— Problem —
Exactly as written, print each record in the listing.

————

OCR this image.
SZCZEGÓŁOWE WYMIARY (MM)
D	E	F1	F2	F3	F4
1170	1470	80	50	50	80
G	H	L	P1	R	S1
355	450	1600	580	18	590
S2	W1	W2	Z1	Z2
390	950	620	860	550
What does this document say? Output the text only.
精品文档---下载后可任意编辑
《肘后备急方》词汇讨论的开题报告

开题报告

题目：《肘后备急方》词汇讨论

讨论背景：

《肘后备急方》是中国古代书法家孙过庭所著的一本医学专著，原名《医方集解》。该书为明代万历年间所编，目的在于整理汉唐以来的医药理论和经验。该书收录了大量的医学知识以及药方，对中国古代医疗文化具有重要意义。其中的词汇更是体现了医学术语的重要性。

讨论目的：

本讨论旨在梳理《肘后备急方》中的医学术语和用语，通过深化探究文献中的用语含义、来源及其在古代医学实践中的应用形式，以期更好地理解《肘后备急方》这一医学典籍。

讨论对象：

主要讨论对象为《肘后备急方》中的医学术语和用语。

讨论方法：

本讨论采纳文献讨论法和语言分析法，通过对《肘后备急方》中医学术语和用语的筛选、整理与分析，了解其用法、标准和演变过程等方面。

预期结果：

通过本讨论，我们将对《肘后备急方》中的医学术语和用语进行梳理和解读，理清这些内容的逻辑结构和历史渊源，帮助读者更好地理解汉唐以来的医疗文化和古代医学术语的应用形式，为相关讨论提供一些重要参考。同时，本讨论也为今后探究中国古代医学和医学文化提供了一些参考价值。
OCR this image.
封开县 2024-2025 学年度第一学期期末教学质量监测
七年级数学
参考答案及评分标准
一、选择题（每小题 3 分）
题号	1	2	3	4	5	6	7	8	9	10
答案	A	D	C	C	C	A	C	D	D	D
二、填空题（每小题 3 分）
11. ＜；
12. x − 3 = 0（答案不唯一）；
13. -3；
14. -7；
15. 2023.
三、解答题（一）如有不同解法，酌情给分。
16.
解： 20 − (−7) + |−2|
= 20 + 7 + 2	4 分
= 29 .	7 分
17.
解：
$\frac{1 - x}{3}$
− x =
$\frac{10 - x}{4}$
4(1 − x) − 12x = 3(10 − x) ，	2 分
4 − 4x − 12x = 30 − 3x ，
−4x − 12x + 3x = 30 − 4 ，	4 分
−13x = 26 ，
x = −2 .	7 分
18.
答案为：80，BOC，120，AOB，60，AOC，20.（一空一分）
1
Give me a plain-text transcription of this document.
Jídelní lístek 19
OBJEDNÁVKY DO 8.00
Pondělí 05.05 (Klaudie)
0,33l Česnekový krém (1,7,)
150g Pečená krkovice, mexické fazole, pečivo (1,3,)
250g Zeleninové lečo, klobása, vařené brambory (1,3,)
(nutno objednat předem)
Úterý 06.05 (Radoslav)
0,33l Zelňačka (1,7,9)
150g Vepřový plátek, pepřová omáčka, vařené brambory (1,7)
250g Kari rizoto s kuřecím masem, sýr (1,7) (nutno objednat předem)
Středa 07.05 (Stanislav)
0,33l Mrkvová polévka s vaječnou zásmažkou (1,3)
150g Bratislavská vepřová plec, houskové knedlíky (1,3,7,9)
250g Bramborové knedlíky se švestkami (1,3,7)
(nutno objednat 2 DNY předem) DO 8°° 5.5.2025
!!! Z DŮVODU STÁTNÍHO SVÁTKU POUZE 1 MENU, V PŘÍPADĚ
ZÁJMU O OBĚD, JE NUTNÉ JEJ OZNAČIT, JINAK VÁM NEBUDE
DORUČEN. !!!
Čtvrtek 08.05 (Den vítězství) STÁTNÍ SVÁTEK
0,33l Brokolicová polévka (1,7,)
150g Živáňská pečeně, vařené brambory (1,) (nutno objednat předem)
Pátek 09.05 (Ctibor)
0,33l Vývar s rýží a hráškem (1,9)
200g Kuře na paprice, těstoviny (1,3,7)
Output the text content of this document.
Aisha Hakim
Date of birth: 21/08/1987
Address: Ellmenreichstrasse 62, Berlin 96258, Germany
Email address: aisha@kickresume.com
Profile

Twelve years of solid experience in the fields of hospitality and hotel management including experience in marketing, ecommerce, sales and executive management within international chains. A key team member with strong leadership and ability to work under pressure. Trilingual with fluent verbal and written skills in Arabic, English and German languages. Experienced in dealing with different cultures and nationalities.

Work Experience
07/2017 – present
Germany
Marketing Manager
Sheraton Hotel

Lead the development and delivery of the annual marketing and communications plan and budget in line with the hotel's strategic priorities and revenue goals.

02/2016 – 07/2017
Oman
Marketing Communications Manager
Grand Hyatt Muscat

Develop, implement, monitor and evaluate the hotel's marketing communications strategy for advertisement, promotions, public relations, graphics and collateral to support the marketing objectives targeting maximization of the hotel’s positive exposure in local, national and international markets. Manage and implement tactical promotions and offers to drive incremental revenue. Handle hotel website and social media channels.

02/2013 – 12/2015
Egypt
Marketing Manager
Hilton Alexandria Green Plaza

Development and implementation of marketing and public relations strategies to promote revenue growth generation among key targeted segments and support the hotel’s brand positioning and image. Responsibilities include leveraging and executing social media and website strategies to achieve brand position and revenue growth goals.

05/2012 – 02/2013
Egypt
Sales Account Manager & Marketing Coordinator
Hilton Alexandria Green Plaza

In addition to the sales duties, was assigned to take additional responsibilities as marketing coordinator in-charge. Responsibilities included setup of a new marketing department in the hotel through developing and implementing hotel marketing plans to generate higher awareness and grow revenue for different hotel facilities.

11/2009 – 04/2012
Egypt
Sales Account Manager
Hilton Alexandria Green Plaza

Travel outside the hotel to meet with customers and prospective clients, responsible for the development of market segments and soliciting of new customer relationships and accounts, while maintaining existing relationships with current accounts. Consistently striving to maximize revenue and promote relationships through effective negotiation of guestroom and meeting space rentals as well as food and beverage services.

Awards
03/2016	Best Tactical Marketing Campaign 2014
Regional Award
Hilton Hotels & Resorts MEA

————

— Solution for this problem —
OCR this image.
SZCZEGÓŁOWE WYMIARY (MM)
D	E	F1	F2	F3	F4
1170	1470	80	50	50	80
G	H	L	P1	R	S1
355	450	1600	580	18	590
S2	W1	W2	Z1	Z2
390	950	620	860	550
What does this document say? Output the text only.
精品文档---下载后可任意编辑
《肘后备急方》词汇讨论的开题报告

开题报告

题目：《肘后备急方》词汇讨论

讨论背景：

《肘后备急方》是中国古代书法家孙过庭所著的一本医学专著，原名《医方集解》。该书为明代万历年间所编，目的在于整理汉唐以来的医药理论和经验。该书收录了大量的医学知识以及药方，对中国古代医疗文化具有重要意义。其中的词汇更是体现了医学术语的重要性。

讨论目的：

本讨论旨在梳理《肘后备急方》中的医学术语和用语，通过深化探究文献中的用语含义、来源及其在古代医学实践中的应用形式，以期更好地理解《肘后备急方》这一医学典籍。

讨论对象：

主要讨论对象为《肘后备急方》中的医学术语和用语。

讨论方法：

本讨论采纳文献讨论法和语言分析法，通过对《肘后备急方》中医学术语和用语的筛选、整理与分析，了解其用法、标准和演变过程等方面。

预期结果：

通过本讨论，我们将对《肘后备急方》中的医学术语和用语进行梳理和解读，理清这些内容的逻辑结构和历史渊源，帮助读者更好地理解汉唐以来的医疗文化和古代医学术语的应用形式，为相关讨论提供一些重要参考。同时，本讨论也为今后探究中国古代医学和医学文化提供了一些参考价值。
OCR this image.
封开县 2024-2025 学年度第一学期期末教学质量监测
七年级数学
参考答案及评分标准
一、选择题（每小题 3 分）
题号	1	2	3	4	5	6	7	8	9	10
答案	A	D	C	C	C	A	C	D	D	D
二、填空题（每小题 3 分）
11. ＜；
12. x − 3 = 0（答案不唯一）；
13. -3；
14. -7；
15. 2023.
三、解答题（一）如有不同解法，酌情给分。
16.
解： 20 − (−7) + |−2|
= 20 + 7 + 2	4 分
= 29 .	7 分
17.
解：
$\frac{1 - x}{3}$
− x =
$\frac{10 - x}{4}$
4(1 − x) − 12x = 3(10 − x) ，	2 分
4 − 4x − 12x = 30 − 3x ，
−4x − 12x + 3x = 30 − 4 ，	4 分
−13x = 26 ，
x = −2 .	7 分
18.
答案为：80，BOC，120，AOB，60，AOC，20.（一空一分）
1
Give me a plain-text transcription of this document.
Jídelní lístek 19
OBJEDNÁVKY DO 8.00
Pondělí 05.05 (Klaudie)
0,33l Česnekový krém (1,7,)
150g Pečená krkovice, mexické fazole, pečivo (1,3,)
250g Zeleninové lečo, klobása, vařené brambory (1,3,)
(nutno objednat předem)
Úterý 06.05 (Radoslav)
0,33l Zelňačka (1,7,9)
150g Vepřový plátek, pepřová omáčka, vařené brambory (1,7)
250g Kari rizoto s kuřecím masem, sýr (1,7) (nutno objednat předem)
Středa 07.05 (Stanislav)
0,33l Mrkvová polévka s vaječnou zásmažkou (1,3)
150g Bratislavská vepřová plec, houskové knedlíky (1,3,7,9)
250g Bramborové knedlíky se švestkami (1,3,7)
(nutno objednat 2 DNY předem) DO 8°° 5.5.2025
!!! Z DŮVODU STÁTNÍHO SVÁTKU POUZE 1 MENU, V PŘÍPADĚ
ZÁJMU O OBĚD, JE NUTNÉ JEJ OZNAČIT, JINAK VÁM NEBUDE
DORUČEN. !!!
Čtvrtek 08.05 (Den vítězství) STÁTNÍ SVÁTEK
0,33l Brokolicová polévka (1,7,)
150g Živáňská pečeně, vařené brambory (1,) (nutno objednat předem)
Pátek 09.05 (Ctibor)
0,33l Vývar s rýží a hráškem (1,9)
200g Kuře na paprice, těstoviny (1,3,7)
Output the text content of this document.
Aisha Hakim
Date of birth: 21/08/1987
Address: Ellmenreichstrasse 62, Berlin 96258, Germany
Email address: aisha@kickresume.com
Profile

Twelve years of solid experience in the fields of hospitality and hotel management including experience in marketing, ecommerce, sales and executive management within international chains. A key team member with strong leadership and ability to work under pressure. Trilingual with fluent verbal and written skills in Arabic, English and German languages. Experienced in dealing with different cultures and nationalities.

Work Experience
07/2017 – present
Germany
Marketing Manager
Sheraton Hotel

Lead the development and delivery of the annual marketing and communications plan and budget in line with the hotel's strategic priorities and revenue goals.

02/2016 – 07/2017
Oman
Marketing Communications Manager
Grand Hyatt Muscat

Develop, implement, monitor and evaluate the hotel's marketing communications strategy for advertisement, promotions, public relations, graphics and collateral to support the marketing objectives targeting maximization of the hotel’s positive exposure in local, national and international markets. Manage and implement tactical promotions and offers to drive incremental revenue. Handle hotel website and social media channels.

02/2013 – 12/2015
Egypt
Marketing Manager
Hilton Alexandria Green Plaza

Development and implementation of marketing and public relations strategies to promote revenue growth generation among key targeted segments and support the hotel’s brand positioning and image. Responsibilities include leveraging and executing social media and website strategies to achieve brand position and revenue growth goals.

05/2012 – 02/2013
Egypt
Sales Account Manager & Marketing Coordinator
Hilton Alexandria Green Plaza

In addition to the sales duties, was assigned to take additional responsibilities as marketing coordinator in-charge. Responsibilities included setup of a new marketing department in the hotel through developing and implementing hotel marketing plans to generate higher awareness and grow revenue for different hotel facilities.

11/2009 – 04/2012
Egypt
Sales Account Manager
Hilton Alexandria Green Plaza

Travel outside the hotel to meet with customers and prospective clients, responsible for the development of market segments and soliciting of new customer relationships and accounts, while maintaining existing relationships with current accounts. Consistently striving to maximize revenue and promote relationships through effective negotiation of guestroom and meeting space rentals as well as food and beverage services.

Awards
03/2016	Best Tactical Marketing Campaign 2014
Regional Award
Hilton Hotels & Resorts MEA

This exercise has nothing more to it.